Brief> Collect each line holding the string "کیوں".

(Saved entries)
========

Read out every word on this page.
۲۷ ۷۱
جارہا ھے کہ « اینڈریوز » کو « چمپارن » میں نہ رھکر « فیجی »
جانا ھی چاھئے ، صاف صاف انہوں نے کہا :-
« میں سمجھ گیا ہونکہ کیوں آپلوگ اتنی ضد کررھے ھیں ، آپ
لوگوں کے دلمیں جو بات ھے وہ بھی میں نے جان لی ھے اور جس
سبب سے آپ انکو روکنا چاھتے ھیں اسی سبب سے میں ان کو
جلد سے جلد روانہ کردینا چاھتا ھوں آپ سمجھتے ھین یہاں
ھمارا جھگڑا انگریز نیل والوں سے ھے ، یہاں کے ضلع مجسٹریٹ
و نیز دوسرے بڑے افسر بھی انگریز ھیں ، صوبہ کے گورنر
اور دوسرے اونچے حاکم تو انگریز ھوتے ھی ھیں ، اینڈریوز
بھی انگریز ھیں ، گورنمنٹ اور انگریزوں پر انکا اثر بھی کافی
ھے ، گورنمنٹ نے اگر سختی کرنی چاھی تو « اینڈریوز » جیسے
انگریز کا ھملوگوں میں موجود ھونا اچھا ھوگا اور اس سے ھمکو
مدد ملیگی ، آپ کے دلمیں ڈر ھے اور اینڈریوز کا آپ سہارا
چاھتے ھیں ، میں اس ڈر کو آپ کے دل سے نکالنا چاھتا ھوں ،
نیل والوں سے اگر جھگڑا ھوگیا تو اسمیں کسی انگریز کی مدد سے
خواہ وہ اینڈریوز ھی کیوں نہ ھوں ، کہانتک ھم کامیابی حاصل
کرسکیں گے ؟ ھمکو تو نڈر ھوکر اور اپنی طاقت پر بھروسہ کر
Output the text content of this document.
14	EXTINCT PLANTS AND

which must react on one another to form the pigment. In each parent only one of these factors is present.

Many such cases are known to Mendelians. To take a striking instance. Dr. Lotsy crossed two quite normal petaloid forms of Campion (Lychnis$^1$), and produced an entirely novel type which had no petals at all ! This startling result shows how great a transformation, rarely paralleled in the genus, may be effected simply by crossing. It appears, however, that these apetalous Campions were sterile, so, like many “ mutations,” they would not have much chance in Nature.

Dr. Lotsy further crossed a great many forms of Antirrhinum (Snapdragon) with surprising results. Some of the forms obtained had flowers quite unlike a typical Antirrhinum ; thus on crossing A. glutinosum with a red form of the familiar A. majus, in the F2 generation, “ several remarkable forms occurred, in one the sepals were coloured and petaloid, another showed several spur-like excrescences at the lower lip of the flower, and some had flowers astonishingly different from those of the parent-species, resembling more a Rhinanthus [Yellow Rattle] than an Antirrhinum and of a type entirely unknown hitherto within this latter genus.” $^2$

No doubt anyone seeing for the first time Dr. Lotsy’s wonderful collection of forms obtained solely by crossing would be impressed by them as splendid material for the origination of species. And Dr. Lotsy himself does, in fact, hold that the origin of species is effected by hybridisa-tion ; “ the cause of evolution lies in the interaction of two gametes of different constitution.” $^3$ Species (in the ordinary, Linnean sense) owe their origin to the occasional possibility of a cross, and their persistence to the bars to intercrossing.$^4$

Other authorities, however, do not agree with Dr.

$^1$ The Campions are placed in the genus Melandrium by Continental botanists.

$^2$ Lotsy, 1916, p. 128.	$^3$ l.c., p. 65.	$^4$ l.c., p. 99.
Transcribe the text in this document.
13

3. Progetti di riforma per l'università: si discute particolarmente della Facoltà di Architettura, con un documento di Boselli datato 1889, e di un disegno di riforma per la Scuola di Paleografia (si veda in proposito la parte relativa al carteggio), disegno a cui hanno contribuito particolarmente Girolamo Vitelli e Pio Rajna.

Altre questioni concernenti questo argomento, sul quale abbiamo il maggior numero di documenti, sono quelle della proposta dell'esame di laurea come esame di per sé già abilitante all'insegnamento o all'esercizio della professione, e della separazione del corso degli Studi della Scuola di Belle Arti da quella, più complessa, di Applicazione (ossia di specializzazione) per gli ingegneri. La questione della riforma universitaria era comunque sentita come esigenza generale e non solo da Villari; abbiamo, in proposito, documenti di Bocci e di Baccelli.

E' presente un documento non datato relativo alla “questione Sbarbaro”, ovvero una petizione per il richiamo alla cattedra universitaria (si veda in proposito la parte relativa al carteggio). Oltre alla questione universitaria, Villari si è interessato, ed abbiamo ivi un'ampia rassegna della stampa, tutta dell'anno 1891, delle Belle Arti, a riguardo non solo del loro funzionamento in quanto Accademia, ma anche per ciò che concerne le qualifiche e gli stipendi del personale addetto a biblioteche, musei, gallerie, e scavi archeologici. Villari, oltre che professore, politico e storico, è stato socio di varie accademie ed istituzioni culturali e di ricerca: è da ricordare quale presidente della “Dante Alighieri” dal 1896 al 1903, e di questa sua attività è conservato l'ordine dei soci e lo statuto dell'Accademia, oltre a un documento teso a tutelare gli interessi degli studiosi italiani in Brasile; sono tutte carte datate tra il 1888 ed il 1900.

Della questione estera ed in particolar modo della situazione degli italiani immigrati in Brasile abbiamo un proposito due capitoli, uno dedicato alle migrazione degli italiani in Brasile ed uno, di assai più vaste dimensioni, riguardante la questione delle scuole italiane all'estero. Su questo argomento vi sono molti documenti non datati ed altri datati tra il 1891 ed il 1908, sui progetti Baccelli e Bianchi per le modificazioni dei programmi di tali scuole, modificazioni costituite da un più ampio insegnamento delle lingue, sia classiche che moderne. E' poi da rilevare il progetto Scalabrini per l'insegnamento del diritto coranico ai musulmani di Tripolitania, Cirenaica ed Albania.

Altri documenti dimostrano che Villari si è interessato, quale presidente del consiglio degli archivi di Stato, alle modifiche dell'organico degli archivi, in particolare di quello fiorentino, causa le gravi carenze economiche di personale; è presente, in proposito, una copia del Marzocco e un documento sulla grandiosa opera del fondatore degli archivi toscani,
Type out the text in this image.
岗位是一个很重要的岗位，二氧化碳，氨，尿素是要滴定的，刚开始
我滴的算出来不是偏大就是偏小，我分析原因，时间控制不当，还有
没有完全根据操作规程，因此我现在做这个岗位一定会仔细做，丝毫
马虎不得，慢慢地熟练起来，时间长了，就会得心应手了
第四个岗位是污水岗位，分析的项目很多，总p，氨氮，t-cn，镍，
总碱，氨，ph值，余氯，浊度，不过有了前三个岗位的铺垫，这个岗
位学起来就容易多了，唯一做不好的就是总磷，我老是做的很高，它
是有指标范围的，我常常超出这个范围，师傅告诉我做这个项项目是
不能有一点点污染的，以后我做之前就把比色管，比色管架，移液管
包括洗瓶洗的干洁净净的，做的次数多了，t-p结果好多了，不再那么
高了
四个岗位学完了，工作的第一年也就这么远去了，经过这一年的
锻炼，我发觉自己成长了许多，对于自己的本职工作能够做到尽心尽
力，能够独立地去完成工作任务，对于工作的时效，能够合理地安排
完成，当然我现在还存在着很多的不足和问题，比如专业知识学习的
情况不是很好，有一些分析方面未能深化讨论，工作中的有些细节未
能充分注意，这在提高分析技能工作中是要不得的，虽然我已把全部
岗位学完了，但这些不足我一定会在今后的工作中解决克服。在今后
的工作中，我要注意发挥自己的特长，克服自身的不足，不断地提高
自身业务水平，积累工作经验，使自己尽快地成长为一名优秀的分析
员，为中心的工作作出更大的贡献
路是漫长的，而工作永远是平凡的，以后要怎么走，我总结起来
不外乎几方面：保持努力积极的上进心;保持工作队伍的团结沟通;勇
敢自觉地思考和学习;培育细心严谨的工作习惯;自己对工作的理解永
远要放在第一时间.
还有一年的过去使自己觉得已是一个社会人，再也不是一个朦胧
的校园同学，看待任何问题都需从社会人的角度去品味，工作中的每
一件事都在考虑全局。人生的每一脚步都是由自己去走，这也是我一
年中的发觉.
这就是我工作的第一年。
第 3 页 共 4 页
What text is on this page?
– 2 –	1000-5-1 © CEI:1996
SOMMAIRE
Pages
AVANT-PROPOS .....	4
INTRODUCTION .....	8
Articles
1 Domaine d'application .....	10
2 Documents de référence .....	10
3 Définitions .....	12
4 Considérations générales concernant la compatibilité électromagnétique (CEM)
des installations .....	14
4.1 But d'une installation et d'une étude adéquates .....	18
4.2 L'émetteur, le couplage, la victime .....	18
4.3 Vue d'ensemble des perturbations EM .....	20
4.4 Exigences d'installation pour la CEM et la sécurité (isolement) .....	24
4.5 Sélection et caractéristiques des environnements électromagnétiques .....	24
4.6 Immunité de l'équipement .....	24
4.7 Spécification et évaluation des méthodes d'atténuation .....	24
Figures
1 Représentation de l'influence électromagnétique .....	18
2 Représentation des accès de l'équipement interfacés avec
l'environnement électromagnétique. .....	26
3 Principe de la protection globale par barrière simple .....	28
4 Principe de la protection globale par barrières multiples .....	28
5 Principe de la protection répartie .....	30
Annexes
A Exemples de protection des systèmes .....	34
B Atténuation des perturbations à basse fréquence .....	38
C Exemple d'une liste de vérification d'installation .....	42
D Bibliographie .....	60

========

Completed task>
« میں سمجھ گیا ہونکہ کیوں آپلوگ اتنی ضد کررھے ھیں ، آپ
خواہ وہ اینڈریوز ھی کیوں نہ ھوں ، کہانتک ھم کامیابی حاصل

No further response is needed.